_Short exercise_.
Report every line from the material that contains the word "JSON".

Rows from a figure dataset

· · · · ·

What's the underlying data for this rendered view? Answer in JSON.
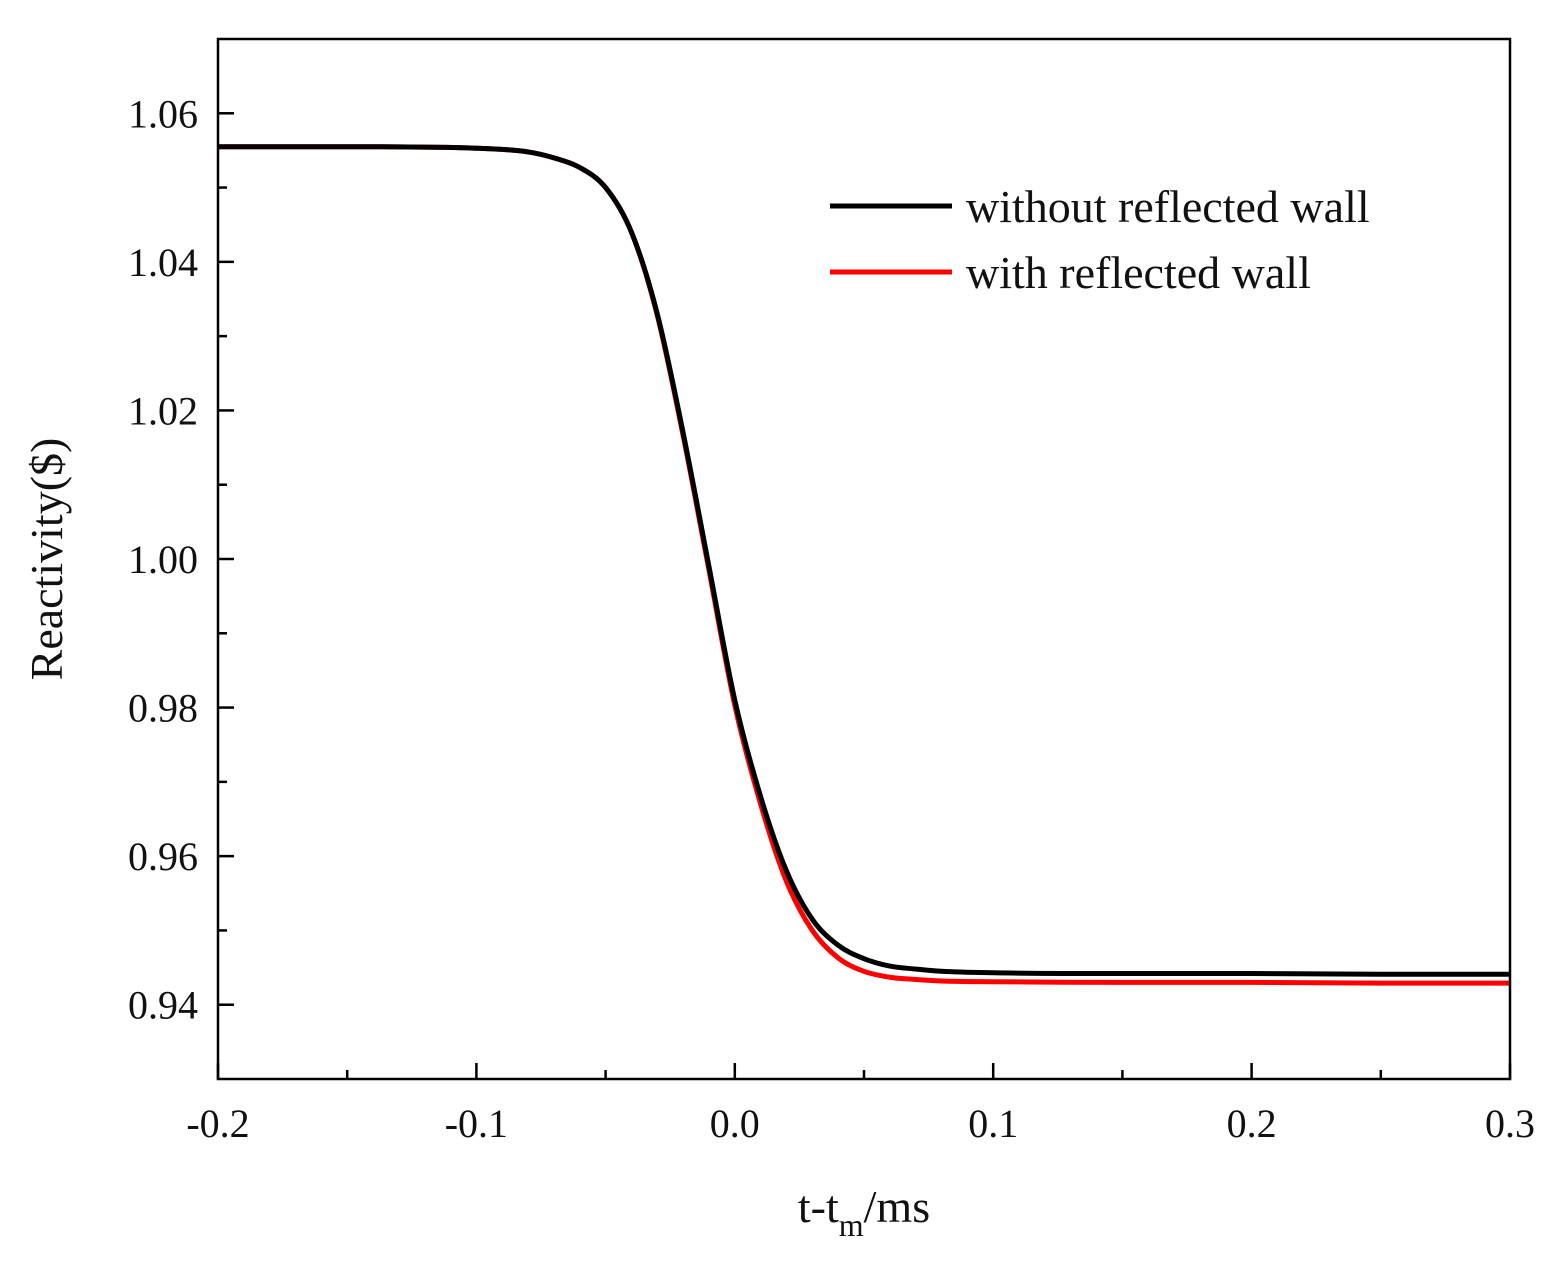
{
  "chart_data": {
    "type": "line",
    "title": "",
    "xlabel": {
      "main": "t-t",
      "sub": "m",
      "suffix": "/ms"
    },
    "ylabel": "Reactivity($)",
    "xlim": [
      -0.2,
      0.3
    ],
    "ylim": [
      0.93,
      1.07
    ],
    "x_ticks": [
      -0.2,
      -0.1,
      0.0,
      0.1,
      0.2,
      0.3
    ],
    "x_tick_labels": [
      "-0.2",
      "-0.1",
      "0.0",
      "0.1",
      "0.2",
      "0.3"
    ],
    "x_minor_ticks": [
      -0.15,
      -0.05,
      0.05,
      0.15,
      0.25
    ],
    "y_ticks": [
      0.94,
      0.96,
      0.98,
      1.0,
      1.02,
      1.04,
      1.06
    ],
    "y_tick_labels": [
      "0.94",
      "0.96",
      "0.98",
      "1.00",
      "1.02",
      "1.04",
      "1.06"
    ],
    "y_minor_ticks": [
      0.95,
      0.97,
      0.99,
      1.01,
      1.03,
      1.05
    ],
    "grid": false,
    "legend_position": "top-right",
    "series": [
      {
        "name": "without reflected wall",
        "color": "#000000",
        "x": [
          -0.2,
          -0.15,
          -0.1,
          -0.08,
          -0.07,
          -0.06,
          -0.05,
          -0.04,
          -0.03,
          -0.02,
          -0.01,
          0.0,
          0.01,
          0.02,
          0.03,
          0.04,
          0.05,
          0.06,
          0.07,
          0.08,
          0.1,
          0.15,
          0.2,
          0.25,
          0.3
        ],
        "values": [
          1.0555,
          1.0555,
          1.0553,
          1.0548,
          1.054,
          1.0527,
          1.05,
          1.044,
          1.033,
          1.017,
          0.999,
          0.981,
          0.968,
          0.958,
          0.9515,
          0.948,
          0.9462,
          0.9452,
          0.9448,
          0.9445,
          0.9443,
          0.9442,
          0.9442,
          0.9441,
          0.9441
        ]
      },
      {
        "name": "with reflected wall",
        "color": "#ff0000",
        "x": [
          -0.2,
          -0.15,
          -0.1,
          -0.08,
          -0.07,
          -0.06,
          -0.05,
          -0.04,
          -0.03,
          -0.02,
          -0.01,
          0.0,
          0.01,
          0.02,
          0.03,
          0.04,
          0.05,
          0.06,
          0.07,
          0.08,
          0.1,
          0.15,
          0.2,
          0.25,
          0.3
        ],
        "values": [
          1.0555,
          1.0555,
          1.0553,
          1.0548,
          1.054,
          1.0527,
          1.05,
          1.044,
          1.0328,
          1.0166,
          0.9985,
          0.9803,
          0.967,
          0.9566,
          0.95,
          0.9463,
          0.9445,
          0.9437,
          0.9434,
          0.9432,
          0.9431,
          0.943,
          0.943,
          0.9429,
          0.9429
        ]
      }
    ]
  }
}
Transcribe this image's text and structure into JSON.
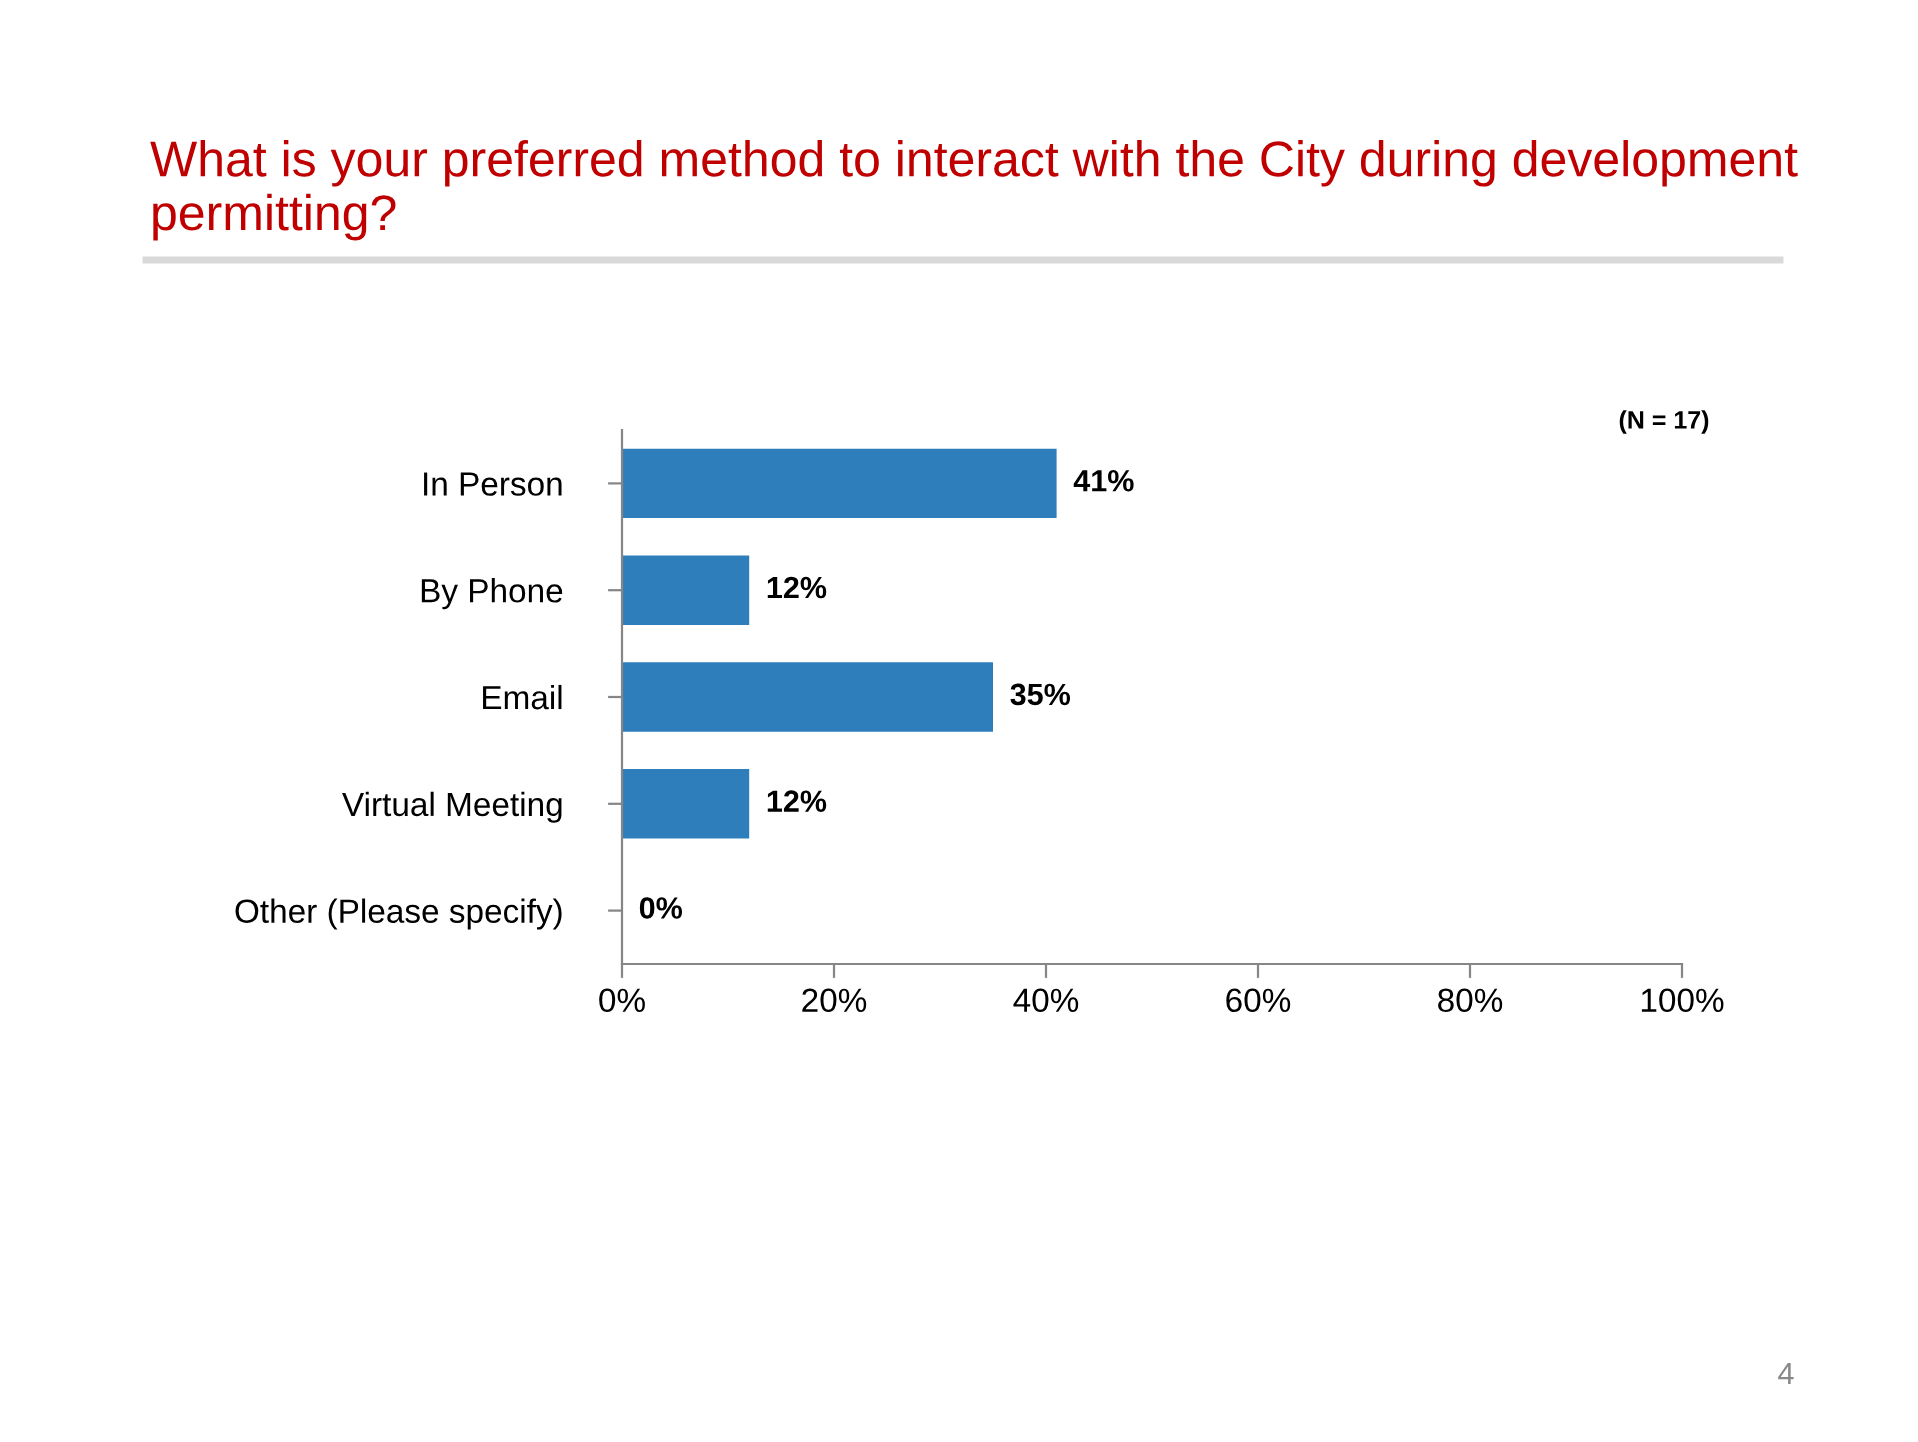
{
  "chart_data": {
    "type": "bar",
    "orientation": "horizontal",
    "title": "What is your preferred method to interact with the City during development permitting?",
    "categories": [
      "In Person",
      "By Phone",
      "Email",
      "Virtual Meeting",
      "Other (Please specify)"
    ],
    "values": [
      41,
      12,
      35,
      12,
      0
    ],
    "value_labels": [
      "41%",
      "12%",
      "35%",
      "12%",
      "0%"
    ],
    "color": "#2e7ebc",
    "xlim": [
      0,
      100
    ],
    "xticks": [
      {
        "value": 0,
        "label": "0%"
      },
      {
        "value": 20,
        "label": "20%"
      },
      {
        "value": 40,
        "label": "40%"
      },
      {
        "value": 60,
        "label": "60%"
      },
      {
        "value": 80,
        "label": "80%"
      },
      {
        "value": 100,
        "label": "100%"
      }
    ],
    "grid": false,
    "legend": false,
    "annotations": [
      "(N = 17)",
      "4"
    ]
  }
}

· · · · ·

_Final answer_.
What's the underlying data for this rendered view? Answer in JSON.
Transcribe this image's text and structure into JSON.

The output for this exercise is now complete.